Stored entries
————————

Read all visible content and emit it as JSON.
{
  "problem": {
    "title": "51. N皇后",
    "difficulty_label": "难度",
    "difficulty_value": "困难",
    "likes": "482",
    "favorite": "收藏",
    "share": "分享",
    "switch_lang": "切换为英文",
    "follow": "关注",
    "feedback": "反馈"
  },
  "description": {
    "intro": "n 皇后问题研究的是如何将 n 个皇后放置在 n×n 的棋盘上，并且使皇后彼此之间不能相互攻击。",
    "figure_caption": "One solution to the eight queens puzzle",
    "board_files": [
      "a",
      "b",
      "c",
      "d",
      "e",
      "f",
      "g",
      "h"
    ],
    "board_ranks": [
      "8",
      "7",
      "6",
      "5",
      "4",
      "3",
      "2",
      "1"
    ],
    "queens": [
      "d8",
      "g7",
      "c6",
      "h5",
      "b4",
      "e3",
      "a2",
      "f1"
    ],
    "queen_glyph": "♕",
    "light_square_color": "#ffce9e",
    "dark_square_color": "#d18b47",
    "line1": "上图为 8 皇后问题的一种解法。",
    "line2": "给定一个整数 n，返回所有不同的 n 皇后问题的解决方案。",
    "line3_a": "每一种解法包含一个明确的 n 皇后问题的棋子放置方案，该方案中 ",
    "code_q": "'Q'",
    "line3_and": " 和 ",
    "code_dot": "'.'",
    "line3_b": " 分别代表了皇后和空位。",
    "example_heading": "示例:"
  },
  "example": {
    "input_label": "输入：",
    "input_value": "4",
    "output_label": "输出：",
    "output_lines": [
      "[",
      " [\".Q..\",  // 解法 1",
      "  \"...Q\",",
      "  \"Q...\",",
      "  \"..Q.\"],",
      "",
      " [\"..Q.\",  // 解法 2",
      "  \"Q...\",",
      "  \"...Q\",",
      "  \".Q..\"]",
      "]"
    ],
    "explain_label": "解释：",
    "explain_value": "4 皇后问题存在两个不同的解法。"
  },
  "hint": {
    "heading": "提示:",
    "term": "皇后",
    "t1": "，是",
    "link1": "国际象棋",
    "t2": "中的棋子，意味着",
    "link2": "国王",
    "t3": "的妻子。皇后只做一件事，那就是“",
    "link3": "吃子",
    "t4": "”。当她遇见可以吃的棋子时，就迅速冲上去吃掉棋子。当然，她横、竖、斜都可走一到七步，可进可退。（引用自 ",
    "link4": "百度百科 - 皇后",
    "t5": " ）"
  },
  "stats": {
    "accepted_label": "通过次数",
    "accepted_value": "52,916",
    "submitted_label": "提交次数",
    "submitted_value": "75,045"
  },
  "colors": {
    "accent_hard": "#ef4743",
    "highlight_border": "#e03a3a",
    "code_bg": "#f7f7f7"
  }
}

————————

> _Short task_: Every line of the material must be returned exactly as it appears.

> _Solution below_:
Read all visible content and emit it as JSON.
{
  "problem": {
    "title": "51. N皇后",
    "difficulty_label": "难度",
    "difficulty_value": "困难",
    "likes": "482",
    "favorite": "收藏",
    "share": "分享",
    "switch_lang": "切换为英文",
    "follow": "关注",
    "feedback": "反馈"
  },
  "description": {
    "intro": "n 皇后问题研究的是如何将 n 个皇后放置在 n×n 的棋盘上，并且使皇后彼此之间不能相互攻击。",
    "figure_caption": "One solution to the eight queens puzzle",
    "board_files": [
      "a",
      "b",
      "c",
      "d",
      "e",
      "f",
      "g",
      "h"
    ],
    "board_ranks": [
      "8",
      "7",
      "6",
      "5",
      "4",
      "3",
      "2",
      "1"
    ],
    "queens": [
      "d8",
      "g7",
      "c6",
      "h5",
      "b4",
      "e3",
      "a2",
      "f1"
    ],
    "queen_glyph": "♕",
    "light_square_color": "#ffce9e",
    "dark_square_color": "#d18b47",
    "line1": "上图为 8 皇后问题的一种解法。",
    "line2": "给定一个整数 n，返回所有不同的 n 皇后问题的解决方案。",
    "line3_a": "每一种解法包含一个明确的 n 皇后问题的棋子放置方案，该方案中 ",
    "code_q": "'Q'",
    "line3_and": " 和 ",
    "code_dot": "'.'",
    "line3_b": " 分别代表了皇后和空位。",
    "example_heading": "示例:"
  },
  "example": {
    "input_label": "输入：",
    "input_value": "4",
    "output_label": "输出：",
    "output_lines": [
      "[",
      " [\".Q..\",  // 解法 1",
      "  \"...Q\",",
      "  \"Q...\",",
      "  \"..Q.\"],",
      "",
      " [\"..Q.\",  // 解法 2",
      "  \"Q...\",",
      "  \"...Q\",",
      "  \".Q..\"]",
      "]"
    ],
    "explain_label": "解释：",
    "explain_value": "4 皇后问题存在两个不同的解法。"
  },
  "hint": {
    "heading": "提示:",
    "term": "皇后",
    "t1": "，是",
    "link1": "国际象棋",
    "t2": "中的棋子，意味着",
    "link2": "国王",
    "t3": "的妻子。皇后只做一件事，那就是“",
    "link3": "吃子",
    "t4": "”。当她遇见可以吃的棋子时，就迅速冲上去吃掉棋子。当然，她横、竖、斜都可走一到七步，可进可退。（引用自 ",
    "link4": "百度百科 - 皇后",
    "t5": " ）"
  },
  "stats": {
    "accepted_label": "通过次数",
    "accepted_value": "52,916",
    "submitted_label": "提交次数",
    "submitted_value": "75,045"
  },
  "colors": {
    "accent_hard": "#ef4743",
    "highlight_border": "#e03a3a",
    "code_bg": "#f7f7f7"
  }
}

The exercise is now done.